◆ Structured figure records ◆
---*---
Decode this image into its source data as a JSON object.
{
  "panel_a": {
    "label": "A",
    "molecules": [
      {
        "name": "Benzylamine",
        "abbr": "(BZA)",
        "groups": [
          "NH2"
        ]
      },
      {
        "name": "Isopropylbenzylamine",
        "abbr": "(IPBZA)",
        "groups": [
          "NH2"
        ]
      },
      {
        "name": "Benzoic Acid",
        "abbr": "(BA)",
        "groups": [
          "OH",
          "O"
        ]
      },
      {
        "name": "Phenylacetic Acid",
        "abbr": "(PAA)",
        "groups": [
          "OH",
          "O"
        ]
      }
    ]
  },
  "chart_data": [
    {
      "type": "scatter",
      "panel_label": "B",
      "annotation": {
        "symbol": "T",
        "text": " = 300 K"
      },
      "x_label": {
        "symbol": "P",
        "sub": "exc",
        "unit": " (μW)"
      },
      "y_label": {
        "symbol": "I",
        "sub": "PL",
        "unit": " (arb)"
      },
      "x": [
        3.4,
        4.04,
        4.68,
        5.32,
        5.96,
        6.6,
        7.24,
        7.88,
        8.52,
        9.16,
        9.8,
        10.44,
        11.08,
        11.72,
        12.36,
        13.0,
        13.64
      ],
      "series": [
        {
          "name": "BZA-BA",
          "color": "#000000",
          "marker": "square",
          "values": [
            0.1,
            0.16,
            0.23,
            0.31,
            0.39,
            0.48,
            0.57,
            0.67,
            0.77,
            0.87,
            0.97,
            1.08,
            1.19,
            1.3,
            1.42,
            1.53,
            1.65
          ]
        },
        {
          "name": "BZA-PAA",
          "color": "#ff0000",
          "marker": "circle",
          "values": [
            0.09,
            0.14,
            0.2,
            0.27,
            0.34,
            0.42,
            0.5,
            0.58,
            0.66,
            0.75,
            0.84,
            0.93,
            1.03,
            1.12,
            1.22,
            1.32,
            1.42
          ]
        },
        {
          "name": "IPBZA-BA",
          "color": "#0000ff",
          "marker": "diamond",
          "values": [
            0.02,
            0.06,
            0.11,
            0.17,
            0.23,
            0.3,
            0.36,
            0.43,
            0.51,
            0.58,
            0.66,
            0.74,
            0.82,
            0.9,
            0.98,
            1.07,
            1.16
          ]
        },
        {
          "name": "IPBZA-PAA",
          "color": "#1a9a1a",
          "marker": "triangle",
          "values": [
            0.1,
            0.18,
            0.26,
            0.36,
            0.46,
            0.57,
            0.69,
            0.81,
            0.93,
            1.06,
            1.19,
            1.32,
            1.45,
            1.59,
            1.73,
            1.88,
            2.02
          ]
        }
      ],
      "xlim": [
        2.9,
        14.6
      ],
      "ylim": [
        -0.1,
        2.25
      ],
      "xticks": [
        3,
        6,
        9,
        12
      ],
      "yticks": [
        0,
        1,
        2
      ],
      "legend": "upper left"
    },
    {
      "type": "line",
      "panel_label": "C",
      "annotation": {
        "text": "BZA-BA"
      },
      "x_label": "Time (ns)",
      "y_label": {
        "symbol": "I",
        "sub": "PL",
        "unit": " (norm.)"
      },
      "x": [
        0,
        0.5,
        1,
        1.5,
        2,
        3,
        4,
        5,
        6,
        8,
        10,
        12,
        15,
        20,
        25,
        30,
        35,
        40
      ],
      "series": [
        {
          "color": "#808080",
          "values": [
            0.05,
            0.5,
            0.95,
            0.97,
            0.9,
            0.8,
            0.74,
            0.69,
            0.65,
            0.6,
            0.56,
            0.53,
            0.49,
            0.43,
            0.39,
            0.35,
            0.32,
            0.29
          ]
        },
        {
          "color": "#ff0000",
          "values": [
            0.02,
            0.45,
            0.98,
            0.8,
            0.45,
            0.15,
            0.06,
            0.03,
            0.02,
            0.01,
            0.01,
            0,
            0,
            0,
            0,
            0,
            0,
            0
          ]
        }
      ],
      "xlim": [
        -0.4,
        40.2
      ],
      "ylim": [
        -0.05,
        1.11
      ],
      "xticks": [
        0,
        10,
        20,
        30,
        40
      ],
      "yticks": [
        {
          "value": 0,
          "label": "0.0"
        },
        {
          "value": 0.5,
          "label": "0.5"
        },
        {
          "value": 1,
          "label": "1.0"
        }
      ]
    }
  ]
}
---*---
◆ TASK DESCRIPTION ◆
Print the whole listing exactly as it is.

◆ WRITTEN RESPONSE ◆
Decode this image into its source data as a JSON object.
{
  "panel_a": {
    "label": "A",
    "molecules": [
      {
        "name": "Benzylamine",
        "abbr": "(BZA)",
        "groups": [
          "NH2"
        ]
      },
      {
        "name": "Isopropylbenzylamine",
        "abbr": "(IPBZA)",
        "groups": [
          "NH2"
        ]
      },
      {
        "name": "Benzoic Acid",
        "abbr": "(BA)",
        "groups": [
          "OH",
          "O"
        ]
      },
      {
        "name": "Phenylacetic Acid",
        "abbr": "(PAA)",
        "groups": [
          "OH",
          "O"
        ]
      }
    ]
  },
  "chart_data": [
    {
      "type": "scatter",
      "panel_label": "B",
      "annotation": {
        "symbol": "T",
        "text": " = 300 K"
      },
      "x_label": {
        "symbol": "P",
        "sub": "exc",
        "unit": " (μW)"
      },
      "y_label": {
        "symbol": "I",
        "sub": "PL",
        "unit": " (arb)"
      },
      "x": [
        3.4,
        4.04,
        4.68,
        5.32,
        5.96,
        6.6,
        7.24,
        7.88,
        8.52,
        9.16,
        9.8,
        10.44,
        11.08,
        11.72,
        12.36,
        13.0,
        13.64
      ],
      "series": [
        {
          "name": "BZA-BA",
          "color": "#000000",
          "marker": "square",
          "values": [
            0.1,
            0.16,
            0.23,
            0.31,
            0.39,
            0.48,
            0.57,
            0.67,
            0.77,
            0.87,
            0.97,
            1.08,
            1.19,
            1.3,
            1.42,
            1.53,
            1.65
          ]
        },
        {
          "name": "BZA-PAA",
          "color": "#ff0000",
          "marker": "circle",
          "values": [
            0.09,
            0.14,
            0.2,
            0.27,
            0.34,
            0.42,
            0.5,
            0.58,
            0.66,
            0.75,
            0.84,
            0.93,
            1.03,
            1.12,
            1.22,
            1.32,
            1.42
          ]
        },
        {
          "name": "IPBZA-BA",
          "color": "#0000ff",
          "marker": "diamond",
          "values": [
            0.02,
            0.06,
            0.11,
            0.17,
            0.23,
            0.3,
            0.36,
            0.43,
            0.51,
            0.58,
            0.66,
            0.74,
            0.82,
            0.9,
            0.98,
            1.07,
            1.16
          ]
        },
        {
          "name": "IPBZA-PAA",
          "color": "#1a9a1a",
          "marker": "triangle",
          "values": [
            0.1,
            0.18,
            0.26,
            0.36,
            0.46,
            0.57,
            0.69,
            0.81,
            0.93,
            1.06,
            1.19,
            1.32,
            1.45,
            1.59,
            1.73,
            1.88,
            2.02
          ]
        }
      ],
      "xlim": [
        2.9,
        14.6
      ],
      "ylim": [
        -0.1,
        2.25
      ],
      "xticks": [
        3,
        6,
        9,
        12
      ],
      "yticks": [
        0,
        1,
        2
      ],
      "legend": "upper left"
    },
    {
      "type": "line",
      "panel_label": "C",
      "annotation": {
        "text": "BZA-BA"
      },
      "x_label": "Time (ns)",
      "y_label": {
        "symbol": "I",
        "sub": "PL",
        "unit": " (norm.)"
      },
      "x": [
        0,
        0.5,
        1,
        1.5,
        2,
        3,
        4,
        5,
        6,
        8,
        10,
        12,
        15,
        20,
        25,
        30,
        35,
        40
      ],
      "series": [
        {
          "color": "#808080",
          "values": [
            0.05,
            0.5,
            0.95,
            0.97,
            0.9,
            0.8,
            0.74,
            0.69,
            0.65,
            0.6,
            0.56,
            0.53,
            0.49,
            0.43,
            0.39,
            0.35,
            0.32,
            0.29
          ]
        },
        {
          "color": "#ff0000",
          "values": [
            0.02,
            0.45,
            0.98,
            0.8,
            0.45,
            0.15,
            0.06,
            0.03,
            0.02,
            0.01,
            0.01,
            0,
            0,
            0,
            0,
            0,
            0,
            0
          ]
        }
      ],
      "xlim": [
        -0.4,
        40.2
      ],
      "ylim": [
        -0.05,
        1.11
      ],
      "xticks": [
        0,
        10,
        20,
        30,
        40
      ],
      "yticks": [
        {
          "value": 0,
          "label": "0.0"
        },
        {
          "value": 0.5,
          "label": "0.5"
        },
        {
          "value": 1,
          "label": "1.0"
        }
      ]
    }
  ]
}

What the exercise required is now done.